## Problem to work on
Find the string "diễn" in the data, then copy every line where it is found.
▼▼▼
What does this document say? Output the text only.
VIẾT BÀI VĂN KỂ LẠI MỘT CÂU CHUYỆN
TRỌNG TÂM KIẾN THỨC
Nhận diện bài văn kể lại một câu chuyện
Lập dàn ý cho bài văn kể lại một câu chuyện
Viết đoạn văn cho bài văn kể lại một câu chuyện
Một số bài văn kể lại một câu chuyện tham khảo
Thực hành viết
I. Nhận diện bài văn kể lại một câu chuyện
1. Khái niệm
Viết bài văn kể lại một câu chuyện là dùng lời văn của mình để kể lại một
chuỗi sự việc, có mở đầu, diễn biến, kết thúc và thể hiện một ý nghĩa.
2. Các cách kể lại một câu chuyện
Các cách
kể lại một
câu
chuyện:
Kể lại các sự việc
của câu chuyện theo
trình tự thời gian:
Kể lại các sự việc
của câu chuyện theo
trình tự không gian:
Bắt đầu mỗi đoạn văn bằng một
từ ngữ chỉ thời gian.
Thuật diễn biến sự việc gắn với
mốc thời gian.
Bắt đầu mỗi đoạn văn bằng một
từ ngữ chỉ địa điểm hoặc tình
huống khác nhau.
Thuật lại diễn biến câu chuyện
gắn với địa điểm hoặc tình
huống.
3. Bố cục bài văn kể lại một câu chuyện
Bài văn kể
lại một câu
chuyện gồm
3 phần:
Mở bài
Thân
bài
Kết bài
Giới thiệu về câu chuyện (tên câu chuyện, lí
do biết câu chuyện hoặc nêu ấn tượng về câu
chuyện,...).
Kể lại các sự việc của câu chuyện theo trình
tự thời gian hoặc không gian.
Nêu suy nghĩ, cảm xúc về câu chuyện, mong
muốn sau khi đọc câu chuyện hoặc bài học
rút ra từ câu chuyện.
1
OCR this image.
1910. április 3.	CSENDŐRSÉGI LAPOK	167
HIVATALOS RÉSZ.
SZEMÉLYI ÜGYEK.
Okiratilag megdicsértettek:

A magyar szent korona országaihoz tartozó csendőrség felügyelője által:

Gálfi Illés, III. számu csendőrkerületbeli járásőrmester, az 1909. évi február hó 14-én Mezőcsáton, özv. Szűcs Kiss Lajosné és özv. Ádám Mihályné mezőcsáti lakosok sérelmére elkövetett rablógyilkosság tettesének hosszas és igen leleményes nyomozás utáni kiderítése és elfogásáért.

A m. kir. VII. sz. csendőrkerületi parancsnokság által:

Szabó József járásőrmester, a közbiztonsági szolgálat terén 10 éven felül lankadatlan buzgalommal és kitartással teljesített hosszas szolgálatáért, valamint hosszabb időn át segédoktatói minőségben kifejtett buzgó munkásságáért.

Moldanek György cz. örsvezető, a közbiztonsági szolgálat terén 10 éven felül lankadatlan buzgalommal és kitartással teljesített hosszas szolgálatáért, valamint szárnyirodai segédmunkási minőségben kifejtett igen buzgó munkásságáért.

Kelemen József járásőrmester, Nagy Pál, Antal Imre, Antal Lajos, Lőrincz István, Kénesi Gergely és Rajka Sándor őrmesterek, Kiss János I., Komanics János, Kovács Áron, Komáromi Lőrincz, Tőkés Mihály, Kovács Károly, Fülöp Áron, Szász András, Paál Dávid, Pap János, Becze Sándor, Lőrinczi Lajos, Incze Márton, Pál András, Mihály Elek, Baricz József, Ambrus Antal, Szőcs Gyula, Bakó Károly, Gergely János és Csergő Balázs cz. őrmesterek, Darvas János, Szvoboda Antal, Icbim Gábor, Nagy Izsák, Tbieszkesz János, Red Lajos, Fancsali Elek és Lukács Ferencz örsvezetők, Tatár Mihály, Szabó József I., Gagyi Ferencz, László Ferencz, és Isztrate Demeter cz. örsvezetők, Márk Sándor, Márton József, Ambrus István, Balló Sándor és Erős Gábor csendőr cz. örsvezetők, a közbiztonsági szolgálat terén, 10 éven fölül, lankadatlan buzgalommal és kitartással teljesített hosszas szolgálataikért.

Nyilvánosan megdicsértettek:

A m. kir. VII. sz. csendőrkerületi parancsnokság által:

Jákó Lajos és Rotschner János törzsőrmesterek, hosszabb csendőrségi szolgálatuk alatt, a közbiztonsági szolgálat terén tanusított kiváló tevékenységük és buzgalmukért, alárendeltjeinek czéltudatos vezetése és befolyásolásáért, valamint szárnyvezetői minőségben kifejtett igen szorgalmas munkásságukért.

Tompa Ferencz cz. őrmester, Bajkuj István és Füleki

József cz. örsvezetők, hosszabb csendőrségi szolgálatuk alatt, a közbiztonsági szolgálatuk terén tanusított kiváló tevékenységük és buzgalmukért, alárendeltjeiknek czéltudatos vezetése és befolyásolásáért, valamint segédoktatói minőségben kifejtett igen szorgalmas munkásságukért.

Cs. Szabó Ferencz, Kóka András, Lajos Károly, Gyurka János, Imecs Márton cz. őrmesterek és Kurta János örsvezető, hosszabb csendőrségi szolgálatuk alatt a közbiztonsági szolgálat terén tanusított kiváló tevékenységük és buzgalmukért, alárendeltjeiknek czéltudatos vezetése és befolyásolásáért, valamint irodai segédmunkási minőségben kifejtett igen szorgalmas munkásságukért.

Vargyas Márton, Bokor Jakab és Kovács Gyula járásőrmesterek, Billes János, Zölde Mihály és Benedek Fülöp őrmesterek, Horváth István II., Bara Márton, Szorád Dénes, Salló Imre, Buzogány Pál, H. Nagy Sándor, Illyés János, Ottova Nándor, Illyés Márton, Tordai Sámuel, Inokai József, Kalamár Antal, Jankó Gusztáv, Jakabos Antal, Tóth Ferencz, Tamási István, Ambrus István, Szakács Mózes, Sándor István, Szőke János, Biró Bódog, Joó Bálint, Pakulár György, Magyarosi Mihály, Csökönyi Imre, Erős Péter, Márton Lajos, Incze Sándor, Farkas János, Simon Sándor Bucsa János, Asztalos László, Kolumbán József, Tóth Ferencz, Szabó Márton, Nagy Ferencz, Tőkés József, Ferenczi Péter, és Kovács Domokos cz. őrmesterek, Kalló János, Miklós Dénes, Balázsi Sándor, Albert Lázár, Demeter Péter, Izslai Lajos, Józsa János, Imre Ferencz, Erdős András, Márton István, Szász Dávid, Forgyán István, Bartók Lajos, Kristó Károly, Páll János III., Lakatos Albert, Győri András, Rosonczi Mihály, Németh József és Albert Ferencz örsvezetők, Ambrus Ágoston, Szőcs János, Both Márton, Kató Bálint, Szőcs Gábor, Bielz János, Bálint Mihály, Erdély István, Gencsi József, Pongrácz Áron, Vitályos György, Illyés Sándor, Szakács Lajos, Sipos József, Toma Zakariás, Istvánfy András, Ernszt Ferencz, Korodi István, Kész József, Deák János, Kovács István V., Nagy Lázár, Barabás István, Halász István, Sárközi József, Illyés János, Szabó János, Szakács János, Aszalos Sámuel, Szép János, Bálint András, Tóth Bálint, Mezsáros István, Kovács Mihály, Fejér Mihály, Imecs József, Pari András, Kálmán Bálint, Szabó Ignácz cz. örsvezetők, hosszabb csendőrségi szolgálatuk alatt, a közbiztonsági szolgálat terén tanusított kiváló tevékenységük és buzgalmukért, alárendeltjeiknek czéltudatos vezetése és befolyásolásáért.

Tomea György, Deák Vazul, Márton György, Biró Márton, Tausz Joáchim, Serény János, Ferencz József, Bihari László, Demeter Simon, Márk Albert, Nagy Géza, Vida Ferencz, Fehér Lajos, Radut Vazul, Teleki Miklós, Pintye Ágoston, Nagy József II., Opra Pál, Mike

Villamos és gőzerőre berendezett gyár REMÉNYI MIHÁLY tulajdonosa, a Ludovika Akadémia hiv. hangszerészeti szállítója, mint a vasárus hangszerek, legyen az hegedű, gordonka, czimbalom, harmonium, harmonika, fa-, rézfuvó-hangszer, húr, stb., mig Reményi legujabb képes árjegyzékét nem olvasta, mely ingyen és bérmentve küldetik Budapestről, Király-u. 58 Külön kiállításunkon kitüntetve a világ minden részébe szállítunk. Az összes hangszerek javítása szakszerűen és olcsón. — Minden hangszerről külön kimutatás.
▲▲▲
## Task result
chuỗi sự việc, có mở đầu, diễn biến, kết thúc và thể hiện một ý nghĩa.
Thuật diễn biến sự việc gắn với
Thuật lại diễn biến câu chuyện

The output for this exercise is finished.